═══ EXCERPTED DATA ═══

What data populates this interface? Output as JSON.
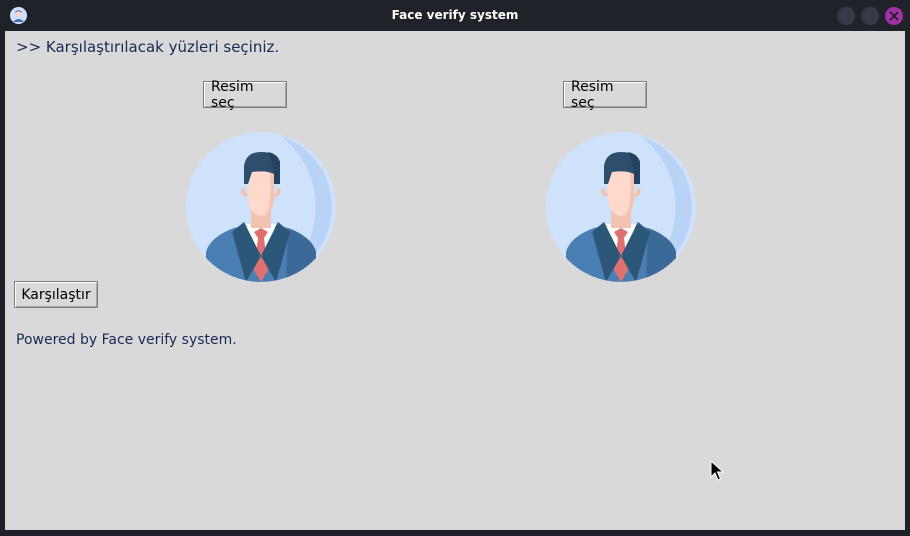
{
  "window": {
    "title": "Face verify system",
    "accent_close": "#a032a6"
  },
  "main": {
    "heading": ">> Karşılaştırılacak yüzleri seçiniz.",
    "left": {
      "select_label": "Resim seç",
      "avatar_icon": "person-avatar-icon"
    },
    "right": {
      "select_label": "Resim seç",
      "avatar_icon": "person-avatar-icon"
    },
    "compare_label": "Karşılaştır",
    "footer": "Powered by Face verify system."
  },
  "colors": {
    "text": "#1b2a55",
    "background": "#d9d9d9"
  }
}
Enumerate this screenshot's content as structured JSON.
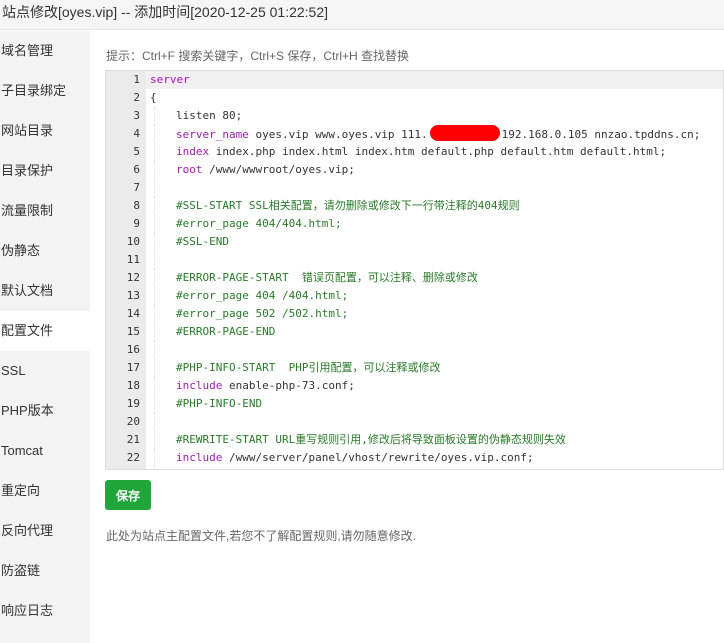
{
  "title": "站点修改[oyes.vip] -- 添加时间[2020-12-25 01:22:52]",
  "sidebar": {
    "items": [
      {
        "label": "域名管理"
      },
      {
        "label": "子目录绑定"
      },
      {
        "label": "网站目录"
      },
      {
        "label": "目录保护"
      },
      {
        "label": "流量限制"
      },
      {
        "label": "伪静态"
      },
      {
        "label": "默认文档"
      },
      {
        "label": "配置文件",
        "active": true
      },
      {
        "label": "SSL"
      },
      {
        "label": "PHP版本"
      },
      {
        "label": "Tomcat"
      },
      {
        "label": "重定向"
      },
      {
        "label": "反向代理"
      },
      {
        "label": "防盗链"
      },
      {
        "label": "响应日志"
      }
    ]
  },
  "hint": "提示：Ctrl+F 搜索关键字，Ctrl+S 保存，Ctrl+H 查找替换",
  "editor": {
    "lines": [
      {
        "n": "1",
        "indent": 0,
        "parts": [
          {
            "t": "server",
            "c": "kw"
          }
        ]
      },
      {
        "n": "2",
        "indent": 0,
        "parts": [
          {
            "t": "{",
            "c": ""
          }
        ]
      },
      {
        "n": "3",
        "indent": 1,
        "parts": [
          {
            "t": "listen 80;",
            "c": ""
          }
        ]
      },
      {
        "n": "4",
        "indent": 1,
        "parts": [
          {
            "t": "server_name",
            "c": "dir"
          },
          {
            "t": " oyes.vip www.oyes.vip 111.",
            "c": ""
          },
          {
            "t": "",
            "c": "redact"
          },
          {
            "t": "192.168.0.105 nnzao.tpddns.cn;",
            "c": ""
          }
        ]
      },
      {
        "n": "5",
        "indent": 1,
        "parts": [
          {
            "t": "index",
            "c": "dir"
          },
          {
            "t": " index.php index.html index.htm default.php default.htm default.html;",
            "c": ""
          }
        ]
      },
      {
        "n": "6",
        "indent": 1,
        "parts": [
          {
            "t": "root",
            "c": "dir"
          },
          {
            "t": " /www/wwwroot/oyes.vip;",
            "c": ""
          }
        ]
      },
      {
        "n": "7",
        "indent": 1,
        "parts": []
      },
      {
        "n": "8",
        "indent": 1,
        "parts": [
          {
            "t": "#SSL-START SSL相关配置，请勿删除或修改下一行带注释的404规则",
            "c": "cm"
          }
        ]
      },
      {
        "n": "9",
        "indent": 1,
        "parts": [
          {
            "t": "#error_page 404/404.html;",
            "c": "cm"
          }
        ]
      },
      {
        "n": "10",
        "indent": 1,
        "parts": [
          {
            "t": "#SSL-END",
            "c": "cm"
          }
        ]
      },
      {
        "n": "11",
        "indent": 1,
        "parts": []
      },
      {
        "n": "12",
        "indent": 1,
        "parts": [
          {
            "t": "#ERROR-PAGE-START  错误页配置，可以注释、删除或修改",
            "c": "cm"
          }
        ]
      },
      {
        "n": "13",
        "indent": 1,
        "parts": [
          {
            "t": "#error_page 404 /404.html;",
            "c": "cm"
          }
        ]
      },
      {
        "n": "14",
        "indent": 1,
        "parts": [
          {
            "t": "#error_page 502 /502.html;",
            "c": "cm"
          }
        ]
      },
      {
        "n": "15",
        "indent": 1,
        "parts": [
          {
            "t": "#ERROR-PAGE-END",
            "c": "cm"
          }
        ]
      },
      {
        "n": "16",
        "indent": 1,
        "parts": []
      },
      {
        "n": "17",
        "indent": 1,
        "parts": [
          {
            "t": "#PHP-INFO-START  PHP引用配置，可以注释或修改",
            "c": "cm"
          }
        ]
      },
      {
        "n": "18",
        "indent": 1,
        "parts": [
          {
            "t": "include",
            "c": "dir"
          },
          {
            "t": " enable-php-73.conf;",
            "c": ""
          }
        ]
      },
      {
        "n": "19",
        "indent": 1,
        "parts": [
          {
            "t": "#PHP-INFO-END",
            "c": "cm"
          }
        ]
      },
      {
        "n": "20",
        "indent": 1,
        "parts": []
      },
      {
        "n": "21",
        "indent": 1,
        "parts": [
          {
            "t": "#REWRITE-START URL重写规则引用,修改后将导致面板设置的伪静态规则失效",
            "c": "cm"
          }
        ]
      },
      {
        "n": "22",
        "indent": 1,
        "parts": [
          {
            "t": "include",
            "c": "dir"
          },
          {
            "t": " /www/server/panel/vhost/rewrite/oyes.vip.conf;",
            "c": ""
          }
        ]
      }
    ]
  },
  "save_label": "保存",
  "note": "此处为站点主配置文件,若您不了解配置规则,请勿随意修改."
}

═══

Reproduce each line word for word and drop the pictures.

**OUTPUT**.
What data populates this interface? Output as JSON.
{
  "window": {
    "title": "Face verify system",
    "accent_close": "#a032a6"
  },
  "main": {
    "heading": ">> Karşılaştırılacak yüzleri seçiniz.",
    "left": {
      "select_label": "Resim seç",
      "avatar_icon": "person-avatar-icon"
    },
    "right": {
      "select_label": "Resim seç",
      "avatar_icon": "person-avatar-icon"
    },
    "compare_label": "Karşılaştır",
    "footer": "Powered by Face verify system."
  },
  "colors": {
    "text": "#1b2a55",
    "background": "#d9d9d9"
  }
}
Enumerate this screenshot's content as structured JSON.
{
  "title": "站点修改[oyes.vip] -- 添加时间[2020-12-25 01:22:52]",
  "sidebar": {
    "items": [
      {
        "label": "域名管理"
      },
      {
        "label": "子目录绑定"
      },
      {
        "label": "网站目录"
      },
      {
        "label": "目录保护"
      },
      {
        "label": "流量限制"
      },
      {
        "label": "伪静态"
      },
      {
        "label": "默认文档"
      },
      {
        "label": "配置文件",
        "active": true
      },
      {
        "label": "SSL"
      },
      {
        "label": "PHP版本"
      },
      {
        "label": "Tomcat"
      },
      {
        "label": "重定向"
      },
      {
        "label": "反向代理"
      },
      {
        "label": "防盗链"
      },
      {
        "label": "响应日志"
      }
    ]
  },
  "hint": "提示：Ctrl+F 搜索关键字，Ctrl+S 保存，Ctrl+H 查找替换",
  "editor": {
    "lines": [
      {
        "n": "1",
        "indent": 0,
        "parts": [
          {
            "t": "server",
            "c": "kw"
          }
        ]
      },
      {
        "n": "2",
        "indent": 0,
        "parts": [
          {
            "t": "{",
            "c": ""
          }
        ]
      },
      {
        "n": "3",
        "indent": 1,
        "parts": [
          {
            "t": "listen 80;",
            "c": ""
          }
        ]
      },
      {
        "n": "4",
        "indent": 1,
        "parts": [
          {
            "t": "server_name",
            "c": "dir"
          },
          {
            "t": " oyes.vip www.oyes.vip 111.",
            "c": ""
          },
          {
            "t": "",
            "c": "redact"
          },
          {
            "t": "192.168.0.105 nnzao.tpddns.cn;",
            "c": ""
          }
        ]
      },
      {
        "n": "5",
        "indent": 1,
        "parts": [
          {
            "t": "index",
            "c": "dir"
          },
          {
            "t": " index.php index.html index.htm default.php default.htm default.html;",
            "c": ""
          }
        ]
      },
      {
        "n": "6",
        "indent": 1,
        "parts": [
          {
            "t": "root",
            "c": "dir"
          },
          {
            "t": " /www/wwwroot/oyes.vip;",
            "c": ""
          }
        ]
      },
      {
        "n": "7",
        "indent": 1,
        "parts": []
      },
      {
        "n": "8",
        "indent": 1,
        "parts": [
          {
            "t": "#SSL-START SSL相关配置，请勿删除或修改下一行带注释的404规则",
            "c": "cm"
          }
        ]
      },
      {
        "n": "9",
        "indent": 1,
        "parts": [
          {
            "t": "#error_page 404/404.html;",
            "c": "cm"
          }
        ]
      },
      {
        "n": "10",
        "indent": 1,
        "parts": [
          {
            "t": "#SSL-END",
            "c": "cm"
          }
        ]
      },
      {
        "n": "11",
        "indent": 1,
        "parts": []
      },
      {
        "n": "12",
        "indent": 1,
        "parts": [
          {
            "t": "#ERROR-PAGE-START  错误页配置，可以注释、删除或修改",
            "c": "cm"
          }
        ]
      },
      {
        "n": "13",
        "indent": 1,
        "parts": [
          {
            "t": "#error_page 404 /404.html;",
            "c": "cm"
          }
        ]
      },
      {
        "n": "14",
        "indent": 1,
        "parts": [
          {
            "t": "#error_page 502 /502.html;",
            "c": "cm"
          }
        ]
      },
      {
        "n": "15",
        "indent": 1,
        "parts": [
          {
            "t": "#ERROR-PAGE-END",
            "c": "cm"
          }
        ]
      },
      {
        "n": "16",
        "indent": 1,
        "parts": []
      },
      {
        "n": "17",
        "indent": 1,
        "parts": [
          {
            "t": "#PHP-INFO-START  PHP引用配置，可以注释或修改",
            "c": "cm"
          }
        ]
      },
      {
        "n": "18",
        "indent": 1,
        "parts": [
          {
            "t": "include",
            "c": "dir"
          },
          {
            "t": " enable-php-73.conf;",
            "c": ""
          }
        ]
      },
      {
        "n": "19",
        "indent": 1,
        "parts": [
          {
            "t": "#PHP-INFO-END",
            "c": "cm"
          }
        ]
      },
      {
        "n": "20",
        "indent": 1,
        "parts": []
      },
      {
        "n": "21",
        "indent": 1,
        "parts": [
          {
            "t": "#REWRITE-START URL重写规则引用,修改后将导致面板设置的伪静态规则失效",
            "c": "cm"
          }
        ]
      },
      {
        "n": "22",
        "indent": 1,
        "parts": [
          {
            "t": "include",
            "c": "dir"
          },
          {
            "t": " /www/server/panel/vhost/rewrite/oyes.vip.conf;",
            "c": ""
          }
        ]
      }
    ]
  },
  "save_label": "保存",
  "note": "此处为站点主配置文件,若您不了解配置规则,请勿随意修改."
}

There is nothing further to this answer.